Start
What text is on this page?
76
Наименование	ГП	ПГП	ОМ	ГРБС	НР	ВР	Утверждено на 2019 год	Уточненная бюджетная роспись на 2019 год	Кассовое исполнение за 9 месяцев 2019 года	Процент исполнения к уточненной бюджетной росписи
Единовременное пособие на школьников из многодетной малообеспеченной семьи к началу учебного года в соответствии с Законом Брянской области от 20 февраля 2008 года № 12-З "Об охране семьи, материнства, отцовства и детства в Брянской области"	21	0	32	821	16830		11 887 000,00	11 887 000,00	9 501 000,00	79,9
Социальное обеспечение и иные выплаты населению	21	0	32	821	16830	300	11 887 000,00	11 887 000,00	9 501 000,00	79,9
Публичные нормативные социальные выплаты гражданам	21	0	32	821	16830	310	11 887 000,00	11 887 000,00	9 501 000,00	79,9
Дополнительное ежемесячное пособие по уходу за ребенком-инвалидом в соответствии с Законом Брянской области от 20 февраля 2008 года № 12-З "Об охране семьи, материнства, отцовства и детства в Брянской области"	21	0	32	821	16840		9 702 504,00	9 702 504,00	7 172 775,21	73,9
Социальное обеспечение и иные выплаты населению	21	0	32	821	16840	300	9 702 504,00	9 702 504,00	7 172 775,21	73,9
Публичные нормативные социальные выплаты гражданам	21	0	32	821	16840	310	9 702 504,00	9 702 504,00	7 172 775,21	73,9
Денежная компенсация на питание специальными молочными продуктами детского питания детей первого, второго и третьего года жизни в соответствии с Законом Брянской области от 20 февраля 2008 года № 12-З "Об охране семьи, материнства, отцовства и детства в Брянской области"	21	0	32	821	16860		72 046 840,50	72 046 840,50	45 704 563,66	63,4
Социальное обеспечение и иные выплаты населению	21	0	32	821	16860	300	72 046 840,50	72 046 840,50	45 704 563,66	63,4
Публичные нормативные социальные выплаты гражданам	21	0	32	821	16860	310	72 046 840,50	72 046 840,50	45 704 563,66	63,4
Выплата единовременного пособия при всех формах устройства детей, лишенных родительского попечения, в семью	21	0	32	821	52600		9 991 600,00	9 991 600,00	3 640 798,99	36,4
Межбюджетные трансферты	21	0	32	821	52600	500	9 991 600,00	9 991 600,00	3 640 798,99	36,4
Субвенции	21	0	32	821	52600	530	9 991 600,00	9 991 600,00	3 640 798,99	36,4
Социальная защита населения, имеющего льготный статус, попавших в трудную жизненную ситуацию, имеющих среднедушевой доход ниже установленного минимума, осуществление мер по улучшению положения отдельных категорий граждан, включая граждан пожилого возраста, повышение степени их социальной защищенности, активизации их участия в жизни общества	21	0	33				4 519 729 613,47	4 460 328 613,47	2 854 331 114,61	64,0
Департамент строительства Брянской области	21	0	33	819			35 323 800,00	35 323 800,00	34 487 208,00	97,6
End
▶ _WHAT IS REQUIRED_: Repeat the records exactly, including every line.

▶ _ANSWER TO THIS TASK_:
What text is on this page?
76
Наименование	ГП	ПГП	ОМ	ГРБС	НР	ВР	Утверждено на 2019 год	Уточненная бюджетная роспись на 2019 год	Кассовое исполнение за 9 месяцев 2019 года	Процент исполнения к уточненной бюджетной росписи
Единовременное пособие на школьников из многодетной малообеспеченной семьи к началу учебного года в соответствии с Законом Брянской области от 20 февраля 2008 года № 12-З "Об охране семьи, материнства, отцовства и детства в Брянской области"	21	0	32	821	16830		11 887 000,00	11 887 000,00	9 501 000,00	79,9
Социальное обеспечение и иные выплаты населению	21	0	32	821	16830	300	11 887 000,00	11 887 000,00	9 501 000,00	79,9
Публичные нормативные социальные выплаты гражданам	21	0	32	821	16830	310	11 887 000,00	11 887 000,00	9 501 000,00	79,9
Дополнительное ежемесячное пособие по уходу за ребенком-инвалидом в соответствии с Законом Брянской области от 20 февраля 2008 года № 12-З "Об охране семьи, материнства, отцовства и детства в Брянской области"	21	0	32	821	16840		9 702 504,00	9 702 504,00	7 172 775,21	73,9
Социальное обеспечение и иные выплаты населению	21	0	32	821	16840	300	9 702 504,00	9 702 504,00	7 172 775,21	73,9
Публичные нормативные социальные выплаты гражданам	21	0	32	821	16840	310	9 702 504,00	9 702 504,00	7 172 775,21	73,9
Денежная компенсация на питание специальными молочными продуктами детского питания детей первого, второго и третьего года жизни в соответствии с Законом Брянской области от 20 февраля 2008 года № 12-З "Об охране семьи, материнства, отцовства и детства в Брянской области"	21	0	32	821	16860		72 046 840,50	72 046 840,50	45 704 563,66	63,4
Социальное обеспечение и иные выплаты населению	21	0	32	821	16860	300	72 046 840,50	72 046 840,50	45 704 563,66	63,4
Публичные нормативные социальные выплаты гражданам	21	0	32	821	16860	310	72 046 840,50	72 046 840,50	45 704 563,66	63,4
Выплата единовременного пособия при всех формах устройства детей, лишенных родительского попечения, в семью	21	0	32	821	52600		9 991 600,00	9 991 600,00	3 640 798,99	36,4
Межбюджетные трансферты	21	0	32	821	52600	500	9 991 600,00	9 991 600,00	3 640 798,99	36,4
Субвенции	21	0	32	821	52600	530	9 991 600,00	9 991 600,00	3 640 798,99	36,4
Социальная защита населения, имеющего льготный статус, попавших в трудную жизненную ситуацию, имеющих среднедушевой доход ниже установленного минимума, осуществление мер по улучшению положения отдельных категорий граждан, включая граждан пожилого возраста, повышение степени их социальной защищенности, активизации их участия в жизни общества	21	0	33				4 519 729 613,47	4 460 328 613,47	2 854 331 114,61	64,0
Департамент строительства Брянской области	21	0	33	819			35 323 800,00	35 323 800,00	34 487 208,00	97,6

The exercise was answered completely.